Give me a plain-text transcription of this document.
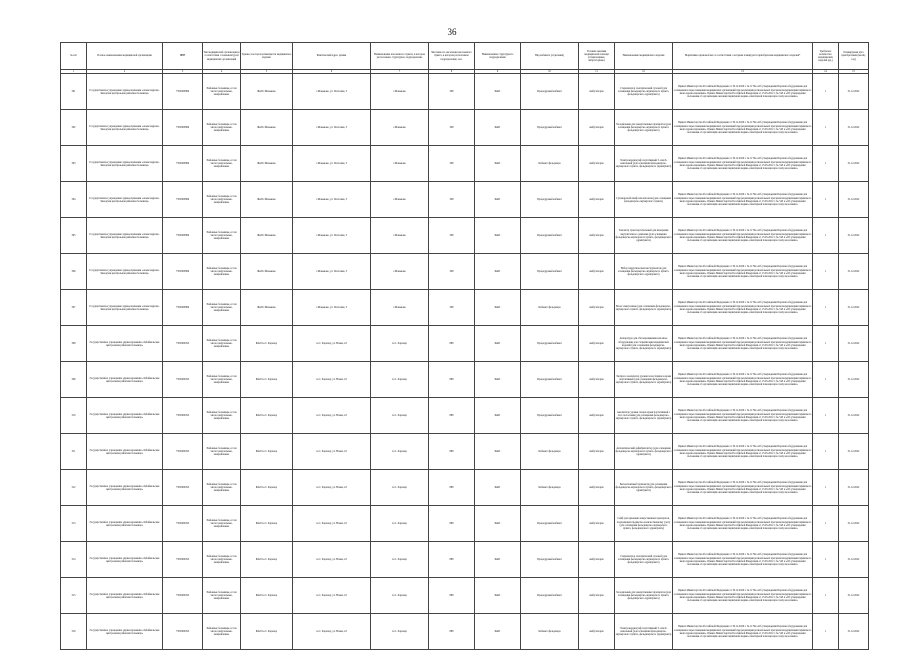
36
№ п/п	Полное наименование медицинской организации	ИНН	Тип медицинской организации в соответствии с номенклатурой медицинских организаций	Здание, в котором размещается медицинское изделие	Фактический адрес здания	Наименование населенного пункта, в котором расположено структурное подразделение	Численность населения населенного пункта, в котором расположено подразделение, чел.	Наименование структурного подразделения	Вид кабинета (отделения)	Условия оказания медицинской помощи (стационарные, амбулаторные)	Наименование медицинского изделия	Нормативно-правовой акт, в соответствии с которым планируется приобретение медицинского изделия*	Требуемое количество медицинских изделий (ед.)	Планируемая дата приобретения (месяц, год)
1	2	3	4	5	6	7	8	9	10	11	12	13	14	15
301	Государственное учреждение здравоохранения «Александрово-Заводская центральная районная больница»	7503000896	Районные больницы, в том числе центральные, межрайонные	ФАП г.Маньково	с.Маньково, ул. Почтовая, 3	с.Маньково	308	ФАП	Процедурный кабинет	Амбулаторно	Стерилизатор электрический суховой (для оснащения фельдшерско-акушерского пункта, фельдшерского здравпункта)	Приказ Министерства Российской Федерации от 30.12.2020 г. № 1179н «Об утверждении Перечня оборудования для оснащения и переоснащения медицинских организаций при реализации региональных программ модернизации первичного звена здравоохранения». Приказ Министерства Российской Федерации от 15.05.2012 г. № 543 н «Об утверждении положения об организации оказания первичной медико-санитарной помощи взрослому населению»	1	31.12.2022
302	Государственное учреждение здравоохранения «Александрово-Заводская центральная районная больница»	7503000896	Районные больницы, в том числе центральные, межрайонные	ФАП г.Маньково	с.Маньково, ул. Почтовая, 3	с.Маньково	308	ФАП	Процедурный кабинет	Амбулаторно	Холодильник для лекарственных препаратов (для оснащения фельдшерско-акушерского пункта, фельдшерского здравпункта)	Приказ Министерства Российской Федерации от 30.12.2020 г. № 1179н «Об утверждении Перечня оборудования для оснащения и переоснащения медицинских организаций при реализации региональных программ модернизации первичного звена здравоохранения». Приказ Министерства Российской Федерации от 15.05.2012 г. № 543 н «Об утверждении положения об организации оказания первичной медико-санитарной помощи взрослому населению»	1	31.12.2022
303	Государственное учреждение здравоохранения «Александрово-Заводская центральная районная больница»	7503000896	Районные больницы, в том числе центральные, межрайонные	ФАП г.Маньково	с.Маньково, ул. Почтовая, 3	с.Маньково	308	ФАП	Кабинет фельдшера	Амбулаторно	Электрокардиограф портативный 3- или 6- канальный (для оснащения фельдшерско-акушерского пункта, фельдшерского здравпункта)	Приказ Министерства Российской Федерации от 30.12.2020 г. № 1179н «Об утверждении Перечня оборудования для оснащения и переоснащения медицинских организаций при реализации региональных программ модернизации первичного звена здравоохранения». Приказ Министерства Российской Федерации от 15.05.2012 г. № 543 н «Об утверждении положения об организации оказания первичной медико-санитарной помощи взрослому населению»	1	31.12.2022
304	Государственное учреждение здравоохранения «Александрово-Заводская центральная районная больница»	7503000896	Районные больницы, в том числе центральные, межрайонные	ФАП г.Маньково	с.Маньково, ул. Почтовая, 3	с.Маньково	308	ФАП	Процедурный кабинет	Амбулаторно	Сухожаровой шкаф или автоклав (для оснащения фельдшерско-акушерского пункта)	Приказ Министерства Российской Федерации от 30.12.2020 г. № 1179н «Об утверждении Перечня оборудования для оснащения и переоснащения медицинских организаций при реализации региональных программ модернизации первичного звена здравоохранения». Приказ Министерства Российской Федерации от 15.05.2012 г. № 543 н «Об утверждении положения об организации оказания первичной медико-санитарной помощи взрослому населению»	1	31.12.2022
305	Государственное учреждение здравоохранения «Александрово-Заводская центральная районная больница»	7503000896	Районные больницы, в том числе центральные, межрайонные	ФАП г.Маньково	с.Маньково, ул. Почтовая, 3	с.Маньково	308	ФАП	Процедурный кабинет	Амбулаторно	Тонометр транспортабельный для измерения внутриглазного давления (для оснащения фельдшерско-акушерского пункта, фельдшерского здравпункта)	Приказ Министерства Российской Федерации от 30.12.2020 г. № 1179н «Об утверждении Перечня оборудования для оснащения и переоснащения медицинских организаций при реализации региональных программ модернизации первичного звена здравоохранения». Приказ Министерства Российской Федерации от 15.05.2012 г. № 543 н «Об утверждении положения об организации оказания первичной медико-санитарной помощи взрослому населению»	1	31.12.2022
306	Государственное учреждение здравоохранения «Александрово-Заводская центральная районная больница»	7503000896	Районные больницы, в том числе центральные, межрайонные	ФАП г.Маньково	с.Маньково, ул. Почтовая, 3	с.Маньково	308	ФАП	Процедурный кабинет	Амбулаторно	Набор хирургических инструментов (для оснащения фельдшерско-акушерского пункта, фельдшерского здравпункта)	Приказ Министерства Российской Федерации от 30.12.2020 г. № 1179н «Об утверждении Перечня оборудования для оснащения и переоснащения медицинских организаций при реализации региональных программ модернизации первичного звена здравоохранения». Приказ Министерства Российской Федерации от 15.05.2012 г. № 543 н «Об утверждении положения об организации оказания первичной медико-санитарной помощи взрослому населению»	1	31.12.2022
307	Государственное учреждение здравоохранения «Александрово-Заводская центральная районная больница»	7503000896	Районные больницы, в том числе центральные, межрайонные	ФАП г.Маньково	с.Маньково, ул. Почтовая, 3	с.Маньково	308	ФАП	Кабинет фельдшера	Амбулаторно	Весы электронные (для оснащения фельдшерско-акушерского пункта, фельдшерского здравпункта)	Приказ Министерства Российской Федерации от 30.12.2020 г. № 1179н «Об утверждении Перечня оборудования для оснащения и переоснащения медицинских организаций при реализации региональных программ модернизации первичного звена здравоохранения». Приказ Министерства Российской Федерации от 15.05.2012 г. № 543 н «Об утверждении положения об организации оказания первичной медико-санитарной помощи взрослому населению»	1	31.12.2022
308	Государственное учреждение здравоохранения «Забайкальская центральная районная больница»	7505000050	Районные больницы, в том числе центральные, межрайонные	ФАП п.ст. Харанор	п.ст. Харанор, ул. Новая, 22	п.ст. Харанор	888	ФАП	Процедурный кабинет	Амбулаторно	Аппаратура для обеззараживания или иное оборудование для стерилизации медицинских изделий (для оснащения фельдшерско-акушерского пункта, фельдшерского здравпункта)	Приказ Министерства Российской Федерации от 30.12.2020 г. № 1179н «Об утверждении Перечня оборудования для оснащения и переоснащения медицинских организаций при реализации региональных программ модернизации первичного звена здравоохранения». Приказ Министерства Российской Федерации от 15.05.2012 г. № 543 н «Об утверждении положения об организации оказания первичной медико-санитарной помощи взрослому населению»	1	31.12.2022
309	Государственное учреждение здравоохранения «Забайкальская центральная районная больница»	7505000050	Районные больницы, в том числе центральные, межрайонные	ФАП п.ст. Харанор	п.ст. Харанор, ул. Новая, 22	п.ст. Харанор	888	ФАП	Процедурный кабинет	Амбулаторно	Экспресс-анализатор уровня холестерина в крови портативный (для оснащения фельдшерско-акушерского пункта, фельдшерского здравпункта)	Приказ Министерства Российской Федерации от 30.12.2020 г. № 1179н «Об утверждении Перечня оборудования для оснащения и переоснащения медицинских организаций при реализации региональных программ модернизации первичного звена здравоохранения». Приказ Министерства Российской Федерации от 15.05.2012 г. № 543 н «Об утверждении положения об организации оказания первичной медико-санитарной помощи взрослому населению»	1	31.12.2022
310	Государственное учреждение здравоохранения «Забайкальская центральная районная больница»	7505000050	Районные больницы, в том числе центральные, межрайонные	ФАП п.ст. Харанор	п.ст. Харанор, ул. Новая, 22	п.ст. Харанор	888	ФАП	Процедурный кабинет	Амбулаторно	Анализатор уровня сахара крови портативный с тест-полосками (для оснащения фельдшерско-акушерского пункта, фельдшерского здравпункта)	Приказ Министерства Российской Федерации от 30.12.2020 г. № 1179н «Об утверждении Перечня оборудования для оснащения и переоснащения медицинских организаций при реализации региональных программ модернизации первичного звена здравоохранения». Приказ Министерства Российской Федерации от 15.05.2012 г. № 543 н «Об утверждении положения об организации оказания первичной медико-санитарной помощи взрослому населению»	1	31.12.2022
311	Государственное учреждение здравоохранения «Забайкальская центральная районная больница»	7505000050	Районные больницы, в том числе центральные, межрайонные	ФАП п.ст. Харанор	п.ст. Харанор, ул. Новая, 22	п.ст. Харанор	888	ФАП	Кабинет фельдшера	Амбулаторно	Автоматический дефибриллятор (для оснащения фельдшерско-акушерского пункта, фельдшерского здравпункта)	Приказ Министерства Российской Федерации от 30.12.2020 г. № 1179н «Об утверждении Перечня оборудования для оснащения и переоснащения медицинских организаций при реализации региональных программ модернизации первичного звена здравоохранения». Приказ Министерства Российской Федерации от 15.05.2012 г. № 543 н «Об утверждении положения об организации оказания первичной медико-санитарной помощи взрослому населению»	1	31.12.2022
312	Государственное учреждение здравоохранения «Забайкальская центральная районная больница»	7505000050	Районные больницы, в том числе центральные, межрайонные	ФАП п.ст. Харанор	п.ст. Харанор, ул. Новая, 22	п.ст. Харанор	888	ФАП	Кабинет фельдшера	Амбулаторно	Бесконтактный термометр (для оснащения фельдшерско-акушерского пункта, фельдшерского здравпункта)	Приказ Министерства Российской Федерации от 30.12.2020 г. № 1179н «Об утверждении Перечня оборудования для оснащения и переоснащения медицинских организаций при реализации региональных программ модернизации первичного звена здравоохранения». Приказ Министерства Российской Федерации от 15.05.2012 г. № 543 н «Об утверждении положения об организации оказания первичной медико-санитарной помощи взрослому населению»	1	31.12.2022
313	Государственное учреждение здравоохранения «Забайкальская центральная районная больница»	7505000050	Районные больницы, в том числе центральные, межрайонные	ФАП п.ст. Харанор	п.ст. Харанор, ул. Новая, 22	п.ст. Харанор	888	ФАП	Процедурный кабинет	Амбулаторно	Сейф для хранения лекарственных препаратов, подлежащих предметно-количественному учету (для оснащения фельдшерско-акушерского пункта, фельдшерского здравпункта)	Приказ Министерства Российской Федерации от 30.12.2020 г. № 1179н «Об утверждении Перечня оборудования для оснащения и переоснащения медицинских организаций при реализации региональных программ модернизации первичного звена здравоохранения». Приказ Министерства Российской Федерации от 15.05.2012 г. № 543 н «Об утверждении положения об организации оказания первичной медико-санитарной помощи взрослому населению»	1	31.12.2022
314	Государственное учреждение здравоохранения «Забайкальская центральная районная больница»	7505000050	Районные больницы, в том числе центральные, межрайонные	ФАП п.ст. Харанор	п.ст. Харанор, ул. Новая, 22	п.ст. Харанор	888	ФАП	Процедурный кабинет	Амбулаторно	Стерилизатор электрический суховой (для оснащения фельдшерско-акушерского пункта, фельдшерского здравпункта)	Приказ Министерства Российской Федерации от 30.12.2020 г. № 1179н «Об утверждении Перечня оборудования для оснащения и переоснащения медицинских организаций при реализации региональных программ модернизации первичного звена здравоохранения». Приказ Министерства Российской Федерации от 15.05.2012 г. № 543 н «Об утверждении положения об организации оказания первичной медико-санитарной помощи взрослому населению»	1	31.12.2022
315	Государственное учреждение здравоохранения «Забайкальская центральная районная больница»	7505000050	Районные больницы, в том числе центральные, межрайонные	ФАП п.ст. Харанор	п.ст. Харанор, ул. Новая, 22	п.ст. Харанор	888	ФАП	Процедурный кабинет	Амбулаторно	Холодильник для лекарственных препаратов (для оснащения фельдшерско-акушерского пункта, фельдшерского здравпункта)	Приказ Министерства Российской Федерации от 30.12.2020 г. № 1179н «Об утверждении Перечня оборудования для оснащения и переоснащения медицинских организаций при реализации региональных программ модернизации первичного звена здравоохранения». Приказ Министерства Российской Федерации от 15.05.2012 г. № 543 н «Об утверждении положения об организации оказания первичной медико-санитарной помощи взрослому населению»	1	31.12.2022
316	Государственное учреждение здравоохранения «Забайкальская центральная районная больница»	7505000050	Районные больницы, в том числе центральные, межрайонные	ФАП п.ст. Харанор	п.ст. Харанор, ул. Новая, 22	п.ст. Харанор	888	ФАП	Кабинет фельдшера	Амбулаторно	Электрокардиограф портативный 3- или 6- канальный (для оснащения фельдшерско-акушерского пункта, фельдшерского здравпункта)	Приказ Министерства Российской Федерации от 30.12.2020 г. № 1179н «Об утверждении Перечня оборудования для оснащения и переоснащения медицинских организаций при реализации региональных программ модернизации первичного звена здравоохранения». Приказ Министерства Российской Федерации от 15.05.2012 г. № 543 н «Об утверждении положения об организации оказания первичной медико-санитарной помощи взрослому населению»	1	31.12.2022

## PROBLEM TO SOLVE
Identify each line in the records above containing the word "электрический"; copy those lines.

## FINISHED ANSWER
301	Государственное учреждение здравоохранения «Александрово-Заводская центральная районная больница»	7503000896	Районные больницы, в том числе центральные, межрайонные	ФАП г.Маньково	с.Маньково, ул. Почтовая, 3	с.Маньково	308	ФАП	Процедурный кабинет	Амбулаторно	Стерилизатор электрический суховой (для оснащения фельдшерско-акушерского пункта, фельдшерского здравпункта)	Приказ Министерства Российской Федерации от 30.12.2020 г. № 1179н «Об утверждении Перечня оборудования для оснащения и переоснащения медицинских организаций при реализации региональных программ модернизации первичного звена здравоохранения». Приказ Министерства Российской Федерации от 15.05.2012 г. № 543 н «Об утверждении положения об организации оказания первичной медико-санитарной помощи взрослому населению»	1	31.12.2022
314	Государственное учреждение здравоохранения «Забайкальская центральная районная больница»	7505000050	Районные больницы, в том числе центральные, межрайонные	ФАП п.ст. Харанор	п.ст. Харанор, ул. Новая, 22	п.ст. Харанор	888	ФАП	Процедурный кабинет	Амбулаторно	Стерилизатор электрический суховой (для оснащения фельдшерско-акушерского пункта, фельдшерского здравпункта)	Приказ Министерства Российской Федерации от 30.12.2020 г. № 1179н «Об утверждении Перечня оборудования для оснащения и переоснащения медицинских организаций при реализации региональных программ модернизации первичного звена здравоохранения». Приказ Министерства Российской Федерации от 15.05.2012 г. № 543 н «Об утверждении положения об организации оказания первичной медико-санитарной помощи взрослому населению»	1	31.12.2022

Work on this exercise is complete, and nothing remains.